■ **DATA FOR THIS TASK**
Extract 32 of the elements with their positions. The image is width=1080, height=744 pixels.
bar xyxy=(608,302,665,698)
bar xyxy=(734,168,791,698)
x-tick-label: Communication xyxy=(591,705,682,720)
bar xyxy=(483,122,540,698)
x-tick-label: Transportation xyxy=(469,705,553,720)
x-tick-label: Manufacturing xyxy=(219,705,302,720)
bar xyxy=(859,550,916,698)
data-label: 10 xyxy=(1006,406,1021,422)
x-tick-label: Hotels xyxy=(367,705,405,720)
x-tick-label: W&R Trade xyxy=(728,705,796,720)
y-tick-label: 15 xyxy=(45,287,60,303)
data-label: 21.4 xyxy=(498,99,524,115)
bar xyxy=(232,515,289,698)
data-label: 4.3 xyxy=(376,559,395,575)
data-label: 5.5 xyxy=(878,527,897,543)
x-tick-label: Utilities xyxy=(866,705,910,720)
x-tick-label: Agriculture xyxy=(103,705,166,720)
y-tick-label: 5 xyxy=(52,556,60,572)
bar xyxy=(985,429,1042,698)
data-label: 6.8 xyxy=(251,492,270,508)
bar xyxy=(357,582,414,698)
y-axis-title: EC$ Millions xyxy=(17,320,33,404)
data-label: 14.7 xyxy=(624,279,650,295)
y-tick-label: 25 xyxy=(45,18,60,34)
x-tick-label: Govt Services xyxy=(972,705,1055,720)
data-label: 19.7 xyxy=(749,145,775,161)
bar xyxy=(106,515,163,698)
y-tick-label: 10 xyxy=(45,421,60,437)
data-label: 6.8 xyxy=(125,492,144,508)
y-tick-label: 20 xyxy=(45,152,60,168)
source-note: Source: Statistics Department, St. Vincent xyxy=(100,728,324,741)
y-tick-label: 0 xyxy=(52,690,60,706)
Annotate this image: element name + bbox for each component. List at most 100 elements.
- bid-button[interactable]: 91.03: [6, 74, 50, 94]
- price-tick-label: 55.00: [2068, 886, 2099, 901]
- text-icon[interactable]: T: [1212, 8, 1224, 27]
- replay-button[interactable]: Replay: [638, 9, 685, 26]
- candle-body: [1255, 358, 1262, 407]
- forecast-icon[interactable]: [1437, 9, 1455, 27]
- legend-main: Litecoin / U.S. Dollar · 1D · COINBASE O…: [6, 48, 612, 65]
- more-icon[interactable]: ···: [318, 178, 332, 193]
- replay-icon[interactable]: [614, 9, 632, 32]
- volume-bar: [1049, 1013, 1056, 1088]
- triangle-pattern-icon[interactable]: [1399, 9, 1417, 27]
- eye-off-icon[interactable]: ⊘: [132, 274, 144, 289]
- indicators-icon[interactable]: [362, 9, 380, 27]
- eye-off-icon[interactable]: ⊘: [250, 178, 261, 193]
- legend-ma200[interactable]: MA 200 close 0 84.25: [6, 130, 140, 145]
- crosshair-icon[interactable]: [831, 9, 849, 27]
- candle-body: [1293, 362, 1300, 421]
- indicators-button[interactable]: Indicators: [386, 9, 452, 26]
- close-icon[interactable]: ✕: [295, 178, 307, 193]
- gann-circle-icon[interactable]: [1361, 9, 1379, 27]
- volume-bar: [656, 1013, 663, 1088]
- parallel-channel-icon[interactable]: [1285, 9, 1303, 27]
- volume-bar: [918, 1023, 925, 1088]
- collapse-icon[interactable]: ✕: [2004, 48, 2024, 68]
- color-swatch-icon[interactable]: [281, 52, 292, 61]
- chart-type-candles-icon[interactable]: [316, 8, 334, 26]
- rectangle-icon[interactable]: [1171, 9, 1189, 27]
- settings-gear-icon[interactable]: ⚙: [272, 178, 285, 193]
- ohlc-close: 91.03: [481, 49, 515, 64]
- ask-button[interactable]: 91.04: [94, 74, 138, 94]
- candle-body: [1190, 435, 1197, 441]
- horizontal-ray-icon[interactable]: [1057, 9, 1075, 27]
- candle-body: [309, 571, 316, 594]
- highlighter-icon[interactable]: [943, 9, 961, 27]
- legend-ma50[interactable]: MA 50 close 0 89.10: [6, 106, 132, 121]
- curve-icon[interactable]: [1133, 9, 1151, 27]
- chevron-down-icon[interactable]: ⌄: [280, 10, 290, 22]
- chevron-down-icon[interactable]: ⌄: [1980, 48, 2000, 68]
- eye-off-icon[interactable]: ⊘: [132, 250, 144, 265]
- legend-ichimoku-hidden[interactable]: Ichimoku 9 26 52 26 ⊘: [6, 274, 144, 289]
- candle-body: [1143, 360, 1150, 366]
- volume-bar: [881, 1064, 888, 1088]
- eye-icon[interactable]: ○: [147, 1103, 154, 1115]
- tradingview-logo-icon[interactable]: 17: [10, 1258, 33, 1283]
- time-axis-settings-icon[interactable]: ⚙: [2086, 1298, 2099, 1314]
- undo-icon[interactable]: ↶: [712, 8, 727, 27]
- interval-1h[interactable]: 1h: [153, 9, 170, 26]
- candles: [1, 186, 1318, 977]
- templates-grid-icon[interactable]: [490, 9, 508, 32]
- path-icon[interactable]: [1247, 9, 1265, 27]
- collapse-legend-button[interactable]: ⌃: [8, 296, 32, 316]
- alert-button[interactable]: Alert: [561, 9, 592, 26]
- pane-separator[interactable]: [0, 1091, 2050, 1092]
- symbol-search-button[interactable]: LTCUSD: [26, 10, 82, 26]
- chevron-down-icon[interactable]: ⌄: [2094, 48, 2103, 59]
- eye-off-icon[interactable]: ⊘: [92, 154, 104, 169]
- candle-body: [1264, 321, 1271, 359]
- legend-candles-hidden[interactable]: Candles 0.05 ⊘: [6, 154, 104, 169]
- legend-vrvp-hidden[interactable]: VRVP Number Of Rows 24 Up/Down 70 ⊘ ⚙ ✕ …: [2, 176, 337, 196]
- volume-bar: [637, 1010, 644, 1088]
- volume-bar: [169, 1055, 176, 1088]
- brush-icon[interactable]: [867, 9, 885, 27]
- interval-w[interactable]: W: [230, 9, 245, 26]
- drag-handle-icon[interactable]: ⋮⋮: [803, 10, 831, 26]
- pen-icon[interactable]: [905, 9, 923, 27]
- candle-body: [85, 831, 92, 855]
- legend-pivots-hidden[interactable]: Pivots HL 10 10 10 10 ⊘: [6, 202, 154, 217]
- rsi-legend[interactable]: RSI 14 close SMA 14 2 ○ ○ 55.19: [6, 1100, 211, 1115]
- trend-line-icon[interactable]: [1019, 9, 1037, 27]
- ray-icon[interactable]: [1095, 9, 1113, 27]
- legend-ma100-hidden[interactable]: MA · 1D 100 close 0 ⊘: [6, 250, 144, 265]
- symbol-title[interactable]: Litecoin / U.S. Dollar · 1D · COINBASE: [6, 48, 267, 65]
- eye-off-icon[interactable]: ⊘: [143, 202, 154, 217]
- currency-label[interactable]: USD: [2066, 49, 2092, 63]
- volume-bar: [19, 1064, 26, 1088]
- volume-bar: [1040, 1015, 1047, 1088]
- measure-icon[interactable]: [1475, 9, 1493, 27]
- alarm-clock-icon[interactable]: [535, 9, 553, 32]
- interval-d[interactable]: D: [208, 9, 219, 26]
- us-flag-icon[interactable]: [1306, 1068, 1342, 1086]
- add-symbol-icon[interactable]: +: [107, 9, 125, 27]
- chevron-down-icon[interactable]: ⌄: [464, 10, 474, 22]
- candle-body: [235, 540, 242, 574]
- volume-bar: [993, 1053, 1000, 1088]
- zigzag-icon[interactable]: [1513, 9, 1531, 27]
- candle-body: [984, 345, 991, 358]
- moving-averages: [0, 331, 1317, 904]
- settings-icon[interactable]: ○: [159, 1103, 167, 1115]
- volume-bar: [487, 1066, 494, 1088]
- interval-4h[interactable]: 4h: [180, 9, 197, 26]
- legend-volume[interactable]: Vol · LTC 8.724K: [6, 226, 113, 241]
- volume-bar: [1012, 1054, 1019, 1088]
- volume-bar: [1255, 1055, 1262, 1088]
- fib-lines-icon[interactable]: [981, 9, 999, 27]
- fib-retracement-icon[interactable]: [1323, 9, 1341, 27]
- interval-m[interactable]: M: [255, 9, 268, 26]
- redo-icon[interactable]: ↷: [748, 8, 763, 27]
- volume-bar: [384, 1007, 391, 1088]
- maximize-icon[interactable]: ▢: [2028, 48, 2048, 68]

■ **EXERCISE PROMPT**
Please edit everything from the start of the lines down to the line containing "- legend-ma200[interactable]: MA", replacing "data-label" with "value-label" and leaving all else unchanged. Give only those lines.

■ **COMPLETE ANSWER**
Extract 32 of the elements with their positions. The image is width=1080, height=744 pixels.
bar xyxy=(608,302,665,698)
bar xyxy=(734,168,791,698)
x-tick-label: Communication xyxy=(591,705,682,720)
bar xyxy=(483,122,540,698)
x-tick-label: Transportation xyxy=(469,705,553,720)
x-tick-label: Manufacturing xyxy=(219,705,302,720)
bar xyxy=(859,550,916,698)
value-label: 10 xyxy=(1006,406,1021,422)
x-tick-label: Hotels xyxy=(367,705,405,720)
x-tick-label: W&R Trade xyxy=(728,705,796,720)
y-tick-label: 15 xyxy=(45,287,60,303)
value-label: 21.4 xyxy=(498,99,524,115)
bar xyxy=(232,515,289,698)
value-label: 4.3 xyxy=(376,559,395,575)
value-label: 5.5 xyxy=(878,527,897,543)
x-tick-label: Utilities xyxy=(866,705,910,720)
x-tick-label: Agriculture xyxy=(103,705,166,720)
y-tick-label: 5 xyxy=(52,556,60,572)
bar xyxy=(985,429,1042,698)
value-label: 6.8 xyxy=(251,492,270,508)
bar xyxy=(357,582,414,698)
y-axis-title: EC$ Millions xyxy=(17,320,33,404)
value-label: 14.7 xyxy=(624,279,650,295)
y-tick-label: 25 xyxy=(45,18,60,34)
x-tick-label: Govt Services xyxy=(972,705,1055,720)
value-label: 19.7 xyxy=(749,145,775,161)
bar xyxy=(106,515,163,698)
y-tick-label: 10 xyxy=(45,421,60,437)
value-label: 6.8 xyxy=(125,492,144,508)
y-tick-label: 20 xyxy=(45,152,60,168)
source-note: Source: Statistics Department, St. Vincent xyxy=(100,728,324,741)
y-tick-label: 0 xyxy=(52,690,60,706)
Annotate this image: element name + bbox for each component. List at most 100 elements.
- bid-button[interactable]: 91.03: [6, 74, 50, 94]
- price-tick-label: 55.00: [2068, 886, 2099, 901]
- text-icon[interactable]: T: [1212, 8, 1224, 27]
- replay-button[interactable]: Replay: [638, 9, 685, 26]
- candle-body: [1255, 358, 1262, 407]
- forecast-icon[interactable]: [1437, 9, 1455, 27]
- legend-main: Litecoin / U.S. Dollar · 1D · COINBASE O…: [6, 48, 612, 65]
- more-icon[interactable]: ···: [318, 178, 332, 193]
- replay-icon[interactable]: [614, 9, 632, 32]
- volume-bar: [1049, 1013, 1056, 1088]
- triangle-pattern-icon[interactable]: [1399, 9, 1417, 27]
- eye-off-icon[interactable]: ⊘: [132, 274, 144, 289]
- indicators-icon[interactable]: [362, 9, 380, 27]
- eye-off-icon[interactable]: ⊘: [250, 178, 261, 193]
- legend-ma200[interactable]: MA 200 close 0 84.25: [6, 130, 140, 145]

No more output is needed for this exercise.